Go through the records and give each one again exactly.

• [Data shown]

[start]

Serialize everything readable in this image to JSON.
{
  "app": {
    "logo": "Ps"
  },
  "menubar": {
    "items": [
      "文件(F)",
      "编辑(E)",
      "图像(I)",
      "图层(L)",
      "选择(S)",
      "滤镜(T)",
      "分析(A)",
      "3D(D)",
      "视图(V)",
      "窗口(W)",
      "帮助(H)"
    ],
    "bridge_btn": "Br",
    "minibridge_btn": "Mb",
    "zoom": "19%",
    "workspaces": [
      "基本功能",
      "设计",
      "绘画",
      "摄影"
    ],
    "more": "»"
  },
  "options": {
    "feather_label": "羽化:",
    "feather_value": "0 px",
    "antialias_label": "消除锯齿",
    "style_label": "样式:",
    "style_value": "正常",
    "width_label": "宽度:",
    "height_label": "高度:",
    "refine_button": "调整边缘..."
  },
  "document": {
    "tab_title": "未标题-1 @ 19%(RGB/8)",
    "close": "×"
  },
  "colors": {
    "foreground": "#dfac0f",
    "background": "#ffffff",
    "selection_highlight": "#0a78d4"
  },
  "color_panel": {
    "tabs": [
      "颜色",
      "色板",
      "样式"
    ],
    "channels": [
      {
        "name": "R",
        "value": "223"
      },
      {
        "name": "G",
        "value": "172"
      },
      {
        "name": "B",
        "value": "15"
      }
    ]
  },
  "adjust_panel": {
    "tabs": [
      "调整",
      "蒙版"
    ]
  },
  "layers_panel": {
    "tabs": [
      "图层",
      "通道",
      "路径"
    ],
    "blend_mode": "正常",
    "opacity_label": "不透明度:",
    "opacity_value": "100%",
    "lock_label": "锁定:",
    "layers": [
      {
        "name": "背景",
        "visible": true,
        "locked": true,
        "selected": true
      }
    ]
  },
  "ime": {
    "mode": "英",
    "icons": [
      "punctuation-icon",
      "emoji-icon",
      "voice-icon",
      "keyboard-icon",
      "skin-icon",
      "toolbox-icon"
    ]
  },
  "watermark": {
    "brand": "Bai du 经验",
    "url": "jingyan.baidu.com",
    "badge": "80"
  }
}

[end]

• [Answer to this exercise]
Serialize everything readable in this image to JSON.
{
  "app": {
    "logo": "Ps"
  },
  "menubar": {
    "items": [
      "文件(F)",
      "编辑(E)",
      "图像(I)",
      "图层(L)",
      "选择(S)",
      "滤镜(T)",
      "分析(A)",
      "3D(D)",
      "视图(V)",
      "窗口(W)",
      "帮助(H)"
    ],
    "bridge_btn": "Br",
    "minibridge_btn": "Mb",
    "zoom": "19%",
    "workspaces": [
      "基本功能",
      "设计",
      "绘画",
      "摄影"
    ],
    "more": "»"
  },
  "options": {
    "feather_label": "羽化:",
    "feather_value": "0 px",
    "antialias_label": "消除锯齿",
    "style_label": "样式:",
    "style_value": "正常",
    "width_label": "宽度:",
    "height_label": "高度:",
    "refine_button": "调整边缘..."
  },
  "document": {
    "tab_title": "未标题-1 @ 19%(RGB/8)",
    "close": "×"
  },
  "colors": {
    "foreground": "#dfac0f",
    "background": "#ffffff",
    "selection_highlight": "#0a78d4"
  },
  "color_panel": {
    "tabs": [
      "颜色",
      "色板",
      "样式"
    ],
    "channels": [
      {
        "name": "R",
        "value": "223"
      },
      {
        "name": "G",
        "value": "172"
      },
      {
        "name": "B",
        "value": "15"
      }
    ]
  },
  "adjust_panel": {
    "tabs": [
      "调整",
      "蒙版"
    ]
  },
  "layers_panel": {
    "tabs": [
      "图层",
      "通道",
      "路径"
    ],
    "blend_mode": "正常",
    "opacity_label": "不透明度:",
    "opacity_value": "100%",
    "lock_label": "锁定:",
    "layers": [
      {
        "name": "背景",
        "visible": true,
        "locked": true,
        "selected": true
      }
    ]
  },
  "ime": {
    "mode": "英",
    "icons": [
      "punctuation-icon",
      "emoji-icon",
      "voice-icon",
      "keyboard-icon",
      "skin-icon",
      "toolbox-icon"
    ]
  },
  "watermark": {
    "brand": "Bai du 经验",
    "url": "jingyan.baidu.com",
    "badge": "80"
  }
}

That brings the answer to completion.